__What you are asked to do__: Return all of the entries word for word, but omit the pictures they contain.

__Exercise data__:
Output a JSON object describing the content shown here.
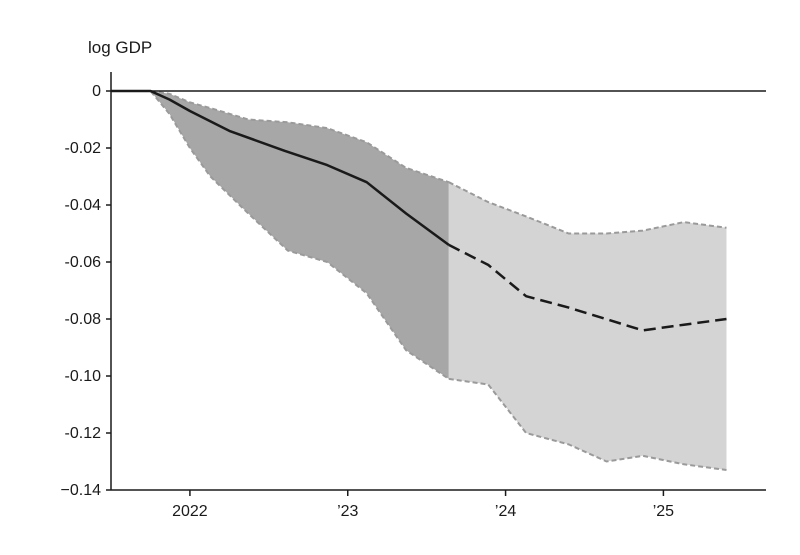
{
  "chart_data": {
    "type": "area",
    "title": "",
    "ylabel": "log GDP",
    "xlabel": "",
    "ylim": [
      -0.14,
      0
    ],
    "xlim": [
      2021.5,
      2025.65
    ],
    "grid": false,
    "zero_line": true,
    "x_ticks": [
      {
        "value": 2022,
        "label": "2022"
      },
      {
        "value": 2023,
        "label": "’23"
      },
      {
        "value": 2024,
        "label": "’24"
      },
      {
        "value": 2025,
        "label": "’25"
      }
    ],
    "y_ticks": [
      {
        "value": 0,
        "label": "0"
      },
      {
        "value": -0.02,
        "label": "-0.02"
      },
      {
        "value": -0.04,
        "label": "-0.04"
      },
      {
        "value": -0.06,
        "label": "-0.06"
      },
      {
        "value": -0.08,
        "label": "-0.08"
      },
      {
        "value": -0.1,
        "label": "-0.10"
      },
      {
        "value": -0.12,
        "label": "-0.12"
      },
      {
        "value": -0.14,
        "label": "−0.14"
      }
    ],
    "split_x": 2023.64,
    "series": [
      {
        "style": "solid",
        "color": "#1a1a1a",
        "x": [
          2021.5,
          2021.75,
          2021.87,
          2022.0,
          2022.25,
          2022.6,
          2022.87,
          2023.12,
          2023.37,
          2023.64
        ],
        "y": [
          0.0,
          0.0,
          -0.003,
          -0.007,
          -0.014,
          -0.021,
          -0.026,
          -0.032,
          -0.043,
          -0.054
        ]
      },
      {
        "style": "dashed",
        "color": "#1a1a1a",
        "x": [
          2023.64,
          2023.89,
          2024.13,
          2024.4,
          2024.87,
          2025.13,
          2025.4
        ],
        "y": [
          -0.054,
          -0.061,
          -0.072,
          -0.076,
          -0.084,
          -0.082,
          -0.08
        ]
      }
    ],
    "bands": [
      {
        "style": "dark",
        "fill": "#a7a7a7",
        "x": [
          2021.5,
          2021.75,
          2021.87,
          2022.0,
          2022.13,
          2022.37,
          2022.62,
          2022.87,
          2023.12,
          2023.37,
          2023.64
        ],
        "upper": [
          0.0,
          0.0,
          -0.001,
          -0.004,
          -0.006,
          -0.01,
          -0.011,
          -0.013,
          -0.018,
          -0.027,
          -0.032
        ],
        "lower": [
          0.0,
          0.0,
          -0.008,
          -0.02,
          -0.03,
          -0.043,
          -0.056,
          -0.06,
          -0.071,
          -0.091,
          -0.101
        ]
      },
      {
        "style": "light",
        "fill": "#d4d4d4",
        "x": [
          2023.64,
          2023.89,
          2024.13,
          2024.4,
          2024.64,
          2024.87,
          2025.13,
          2025.4
        ],
        "upper": [
          -0.032,
          -0.039,
          -0.044,
          -0.05,
          -0.05,
          -0.049,
          -0.046,
          -0.048
        ],
        "lower": [
          -0.101,
          -0.103,
          -0.12,
          -0.124,
          -0.13,
          -0.128,
          -0.131,
          -0.133
        ]
      }
    ],
    "colors": {
      "band_edge": "#9a9a9a",
      "axis": "#1a1a1a",
      "line": "#1a1a1a"
    }
  }
}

__Task result__:
Output a JSON object describing the content shown here.
{
  "chart_data": {
    "type": "area",
    "title": "",
    "ylabel": "log GDP",
    "xlabel": "",
    "ylim": [
      -0.14,
      0
    ],
    "xlim": [
      2021.5,
      2025.65
    ],
    "grid": false,
    "zero_line": true,
    "x_ticks": [
      {
        "value": 2022,
        "label": "2022"
      },
      {
        "value": 2023,
        "label": "’23"
      },
      {
        "value": 2024,
        "label": "’24"
      },
      {
        "value": 2025,
        "label": "’25"
      }
    ],
    "y_ticks": [
      {
        "value": 0,
        "label": "0"
      },
      {
        "value": -0.02,
        "label": "-0.02"
      },
      {
        "value": -0.04,
        "label": "-0.04"
      },
      {
        "value": -0.06,
        "label": "-0.06"
      },
      {
        "value": -0.08,
        "label": "-0.08"
      },
      {
        "value": -0.1,
        "label": "-0.10"
      },
      {
        "value": -0.12,
        "label": "-0.12"
      },
      {
        "value": -0.14,
        "label": "−0.14"
      }
    ],
    "split_x": 2023.64,
    "series": [
      {
        "style": "solid",
        "color": "#1a1a1a",
        "x": [
          2021.5,
          2021.75,
          2021.87,
          2022.0,
          2022.25,
          2022.6,
          2022.87,
          2023.12,
          2023.37,
          2023.64
        ],
        "y": [
          0.0,
          0.0,
          -0.003,
          -0.007,
          -0.014,
          -0.021,
          -0.026,
          -0.032,
          -0.043,
          -0.054
        ]
      },
      {
        "style": "dashed",
        "color": "#1a1a1a",
        "x": [
          2023.64,
          2023.89,
          2024.13,
          2024.4,
          2024.87,
          2025.13,
          2025.4
        ],
        "y": [
          -0.054,
          -0.061,
          -0.072,
          -0.076,
          -0.084,
          -0.082,
          -0.08
        ]
      }
    ],
    "bands": [
      {
        "style": "dark",
        "fill": "#a7a7a7",
        "x": [
          2021.5,
          2021.75,
          2021.87,
          2022.0,
          2022.13,
          2022.37,
          2022.62,
          2022.87,
          2023.12,
          2023.37,
          2023.64
        ],
        "upper": [
          0.0,
          0.0,
          -0.001,
          -0.004,
          -0.006,
          -0.01,
          -0.011,
          -0.013,
          -0.018,
          -0.027,
          -0.032
        ],
        "lower": [
          0.0,
          0.0,
          -0.008,
          -0.02,
          -0.03,
          -0.043,
          -0.056,
          -0.06,
          -0.071,
          -0.091,
          -0.101
        ]
      },
      {
        "style": "light",
        "fill": "#d4d4d4",
        "x": [
          2023.64,
          2023.89,
          2024.13,
          2024.4,
          2024.64,
          2024.87,
          2025.13,
          2025.4
        ],
        "upper": [
          -0.032,
          -0.039,
          -0.044,
          -0.05,
          -0.05,
          -0.049,
          -0.046,
          -0.048
        ],
        "lower": [
          -0.101,
          -0.103,
          -0.12,
          -0.124,
          -0.13,
          -0.128,
          -0.131,
          -0.133
        ]
      }
    ],
    "colors": {
      "band_edge": "#9a9a9a",
      "axis": "#1a1a1a",
      "line": "#1a1a1a"
    }
  }
}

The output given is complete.